start Dataset excerpts
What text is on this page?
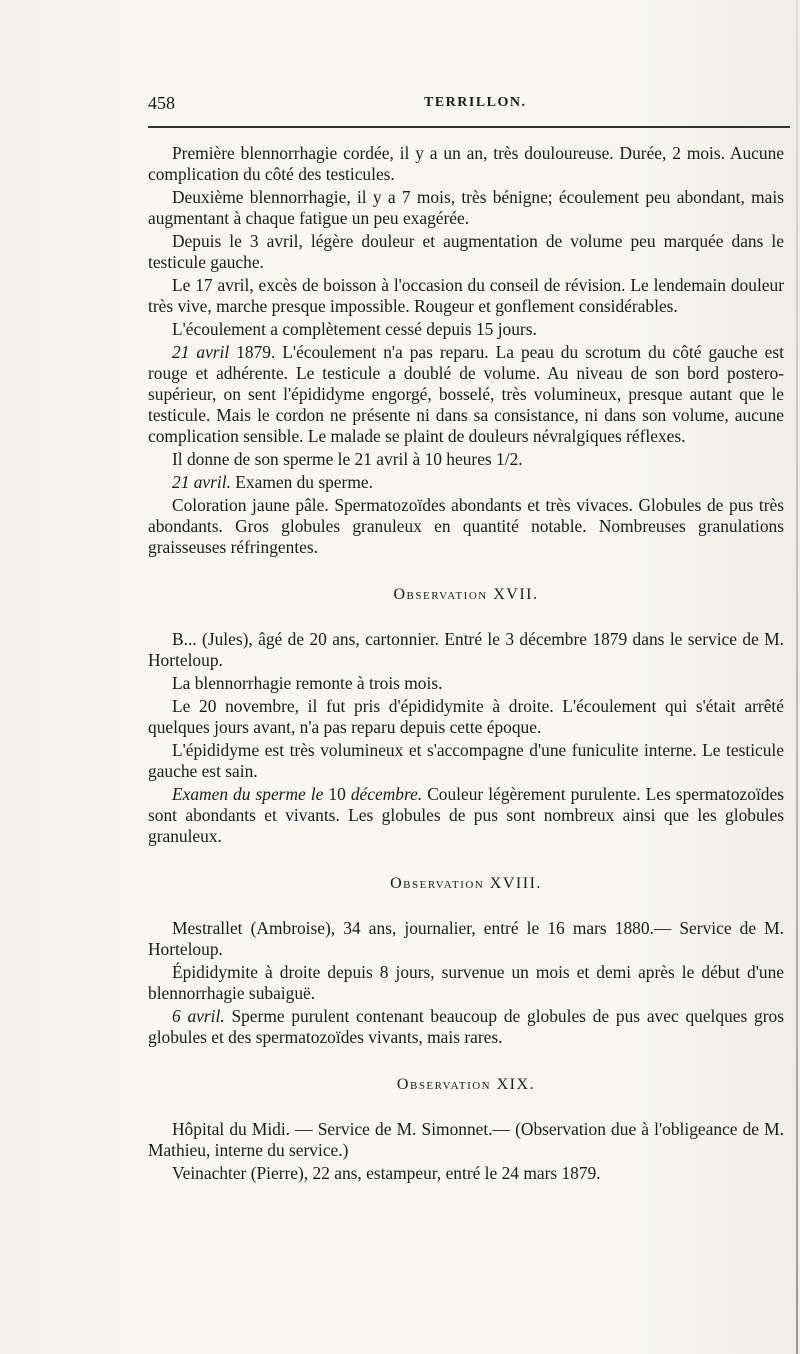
458	TERRILLON.

Première blennorrhagie cordée, il y a un an, très douloureuse. Durée, 2 mois. Aucune complication du côté des testicules.

Deuxième blennorrhagie, il y a 7 mois, très bénigne; écoulement peu abondant, mais augmentant à chaque fatigue un peu exagérée.

Depuis le 3 avril, légère douleur et augmentation de volume peu marquée dans le testicule gauche.

Le 17 avril, excès de boisson à l'occasion du conseil de révision. Le lendemain douleur très vive, marche presque impossible. Rougeur et gonflement considérables.

L'écoulement a complètement cessé depuis 15 jours.

21 avril 1879. L'écoulement n'a pas reparu. La peau du scrotum du côté gauche est rouge et adhérente. Le testicule a doublé de volume. Au niveau de son bord postero-supérieur, on sent l'épididyme engorgé, bosselé, très volumineux, presque autant que le testicule. Mais le cordon ne présente ni dans sa consistance, ni dans son volume, aucune complication sensible. Le malade se plaint de douleurs névralgiques réflexes.

Il donne de son sperme le 21 avril à 10 heures 1/2.

21 avril. Examen du sperme.

Coloration jaune pâle. Spermatozoïdes abondants et très vivaces. Globules de pus très abondants. Gros globules granuleux en quantité notable. Nombreuses granulations graisseuses réfringentes.

Observation XVII.

B... (Jules), âgé de 20 ans, cartonnier. Entré le 3 décembre 1879 dans le service de M. Horteloup.

La blennorrhagie remonte à trois mois.

Le 20 novembre, il fut pris d'épididymite à droite. L'écoulement qui s'était arrêté quelques jours avant, n'a pas reparu depuis cette époque.

L'épididyme est très volumineux et s'accompagne d'une funiculite interne. Le testicule gauche est sain.

Examen du sperme le 10 décembre. Couleur légèrement purulente. Les spermatozoïdes sont abondants et vivants. Les globules de pus sont nombreux ainsi que les globules granuleux.

Observation XVIII.

Mestrallet (Ambroise), 34 ans, journalier, entré le 16 mars 1880.— Service de M. Horteloup.

Épididymite à droite depuis 8 jours, survenue un mois et demi après le début d'une blennorrhagie subaiguë.

6 avril. Sperme purulent contenant beaucoup de globules de pus avec quelques gros globules et des spermatozoïdes vivants, mais rares.

Observation XIX.

Hôpital du Midi. — Service de M. Simonnet.— (Observation due à l'obligeance de M. Mathieu, interne du service.)

Veinachter (Pierre), 22 ans, estampeur, entré le 24 mars 1879.
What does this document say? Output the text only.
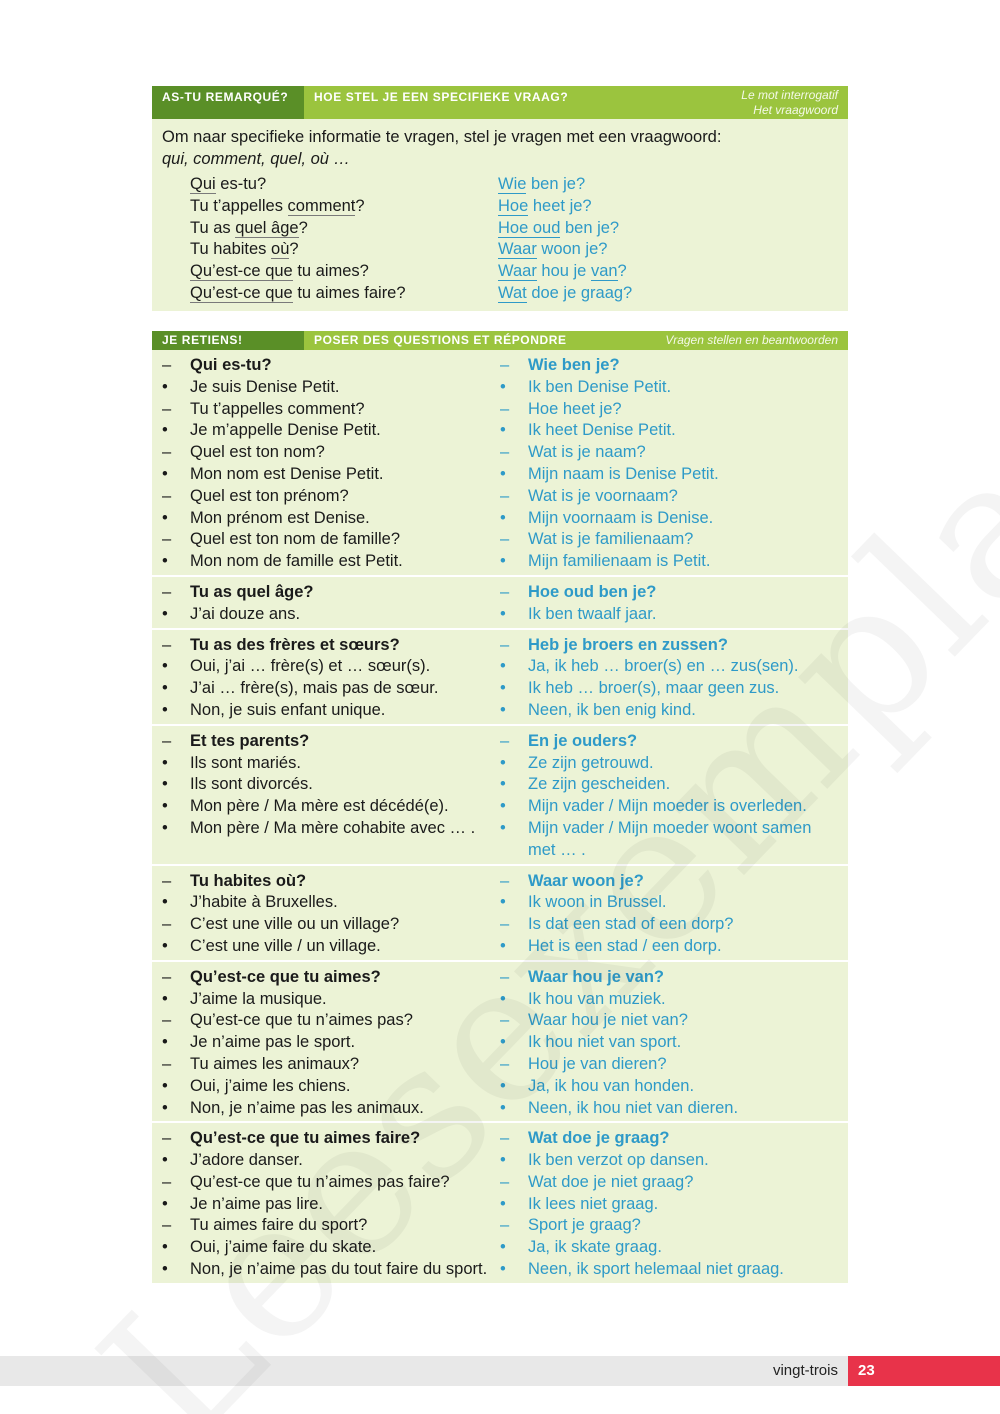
AS-TU REMARQUÉ?	HOE STEL JE EEN SPECIFIEKE VRAAG?	Le mot interrogatif
Het vraagwoord
Om naar specifieke informatie te vragen, stel je vragen met een vraagwoord:
qui, comment, quel, où …
Qui es-tu?	Wie ben je?
Tu t’appelles comment?	Hoe heet je?
Tu as quel âge?	Hoe oud ben je?
Tu habites où?	Waar woon je?
Qu’est-ce que tu aimes?	Waar hou je van?
Qu’est-ce que tu aimes faire?	Wat doe je graag?
JE RETIENS!	POSER DES QUESTIONS ET RÉPONDRE	Vragen stellen en beantwoorden
–	Qui es-tu?	–	Wie ben je?
•	Je suis Denise Petit.	•	Ik ben Denise Petit.
–	Tu t’appelles comment?	–	Hoe heet je?
•	Je m’appelle Denise Petit.	•	Ik heet Denise Petit.
–	Quel est ton nom?	–	Wat is je naam?
•	Mon nom est Denise Petit.	•	Mijn naam is Denise Petit.
–	Quel est ton prénom?	–	Wat is je voornaam?
•	Mon prénom est Denise.	•	Mijn voornaam is Denise.
–	Quel est ton nom de famille?	–	Wat is je familienaam?
•	Mon nom de famille est Petit.	•	Mijn familienaam is Petit.
–	Tu as quel âge?	–	Hoe oud ben je?
•	J’ai douze ans.	•	Ik ben twaalf jaar.
–	Tu as des frères et sœurs?	–	Heb je broers en zussen?
•	Oui, j’ai … frère(s) et … sœur(s).	•	Ja, ik heb … broer(s) en … zus(sen).
•	J’ai … frère(s), mais pas de sœur.	•	Ik heb … broer(s), maar geen zus.
•	Non, je suis enfant unique.	•	Neen, ik ben enig kind.
–	Et tes parents?	–	En je ouders?
•	Ils sont mariés.	•	Ze zijn getrouwd.
•	Ils sont divorcés.	•	Ze zijn gescheiden.
•	Mon père / Ma mère est décédé(e).	•	Mijn vader / Mijn moeder is overleden.
•	Mon père / Ma mère cohabite avec … .	•	Mijn vader / Mijn moeder woont samen
met … .
–	Tu habites où?	–	Waar woon je?
•	J’habite à Bruxelles.	•	Ik woon in Brussel.
–	C’est une ville ou un village?	–	Is dat een stad of een dorp?
•	C’est une ville / un village.	•	Het is een stad / een dorp.
–	Qu’est-ce que tu aimes?	–	Waar hou je van?
•	J’aime la musique.	•	Ik hou van muziek.
–	Qu’est-ce que tu n’aimes pas?	–	Waar hou je niet van?
•	Je n’aime pas le sport.	•	Ik hou niet van sport.
–	Tu aimes les animaux?	–	Hou je van dieren?
•	Oui, j’aime les chiens.	•	Ja, ik hou van honden.
•	Non, je n’aime pas les animaux.	•	Neen, ik hou niet van dieren.
–	Qu’est-ce que tu aimes faire?	–	Wat doe je graag?
•	J’adore danser.	•	Ik ben verzot op dansen.
–	Qu’est-ce que tu n’aimes pas faire?	–	Wat doe je niet graag?
•	Je n’aime pas lire.	•	Ik lees niet graag.
–	Tu aimes faire du sport?	–	Sport je graag?
•	Oui, j’aime faire du skate.	•	Ja, ik skate graag.
•	Non, je n’aime pas du tout faire du sport. •	Neen, ik sport helemaal niet graag.
vingt-trois	23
end Dataset excerpts
## Exercise requirements
From the entries above, extract every line where the word "droite" appears.

## Result of the exercise
Le 20 novembre, il fut pris d'épididymite à droite. L'écoulement qui s'était arrêté quelques jours avant, n'a pas reparu depuis cette époque.
Épididymite à droite depuis 8 jours, survenue un mois et demi après le début d'une blennorrhagie subaiguë.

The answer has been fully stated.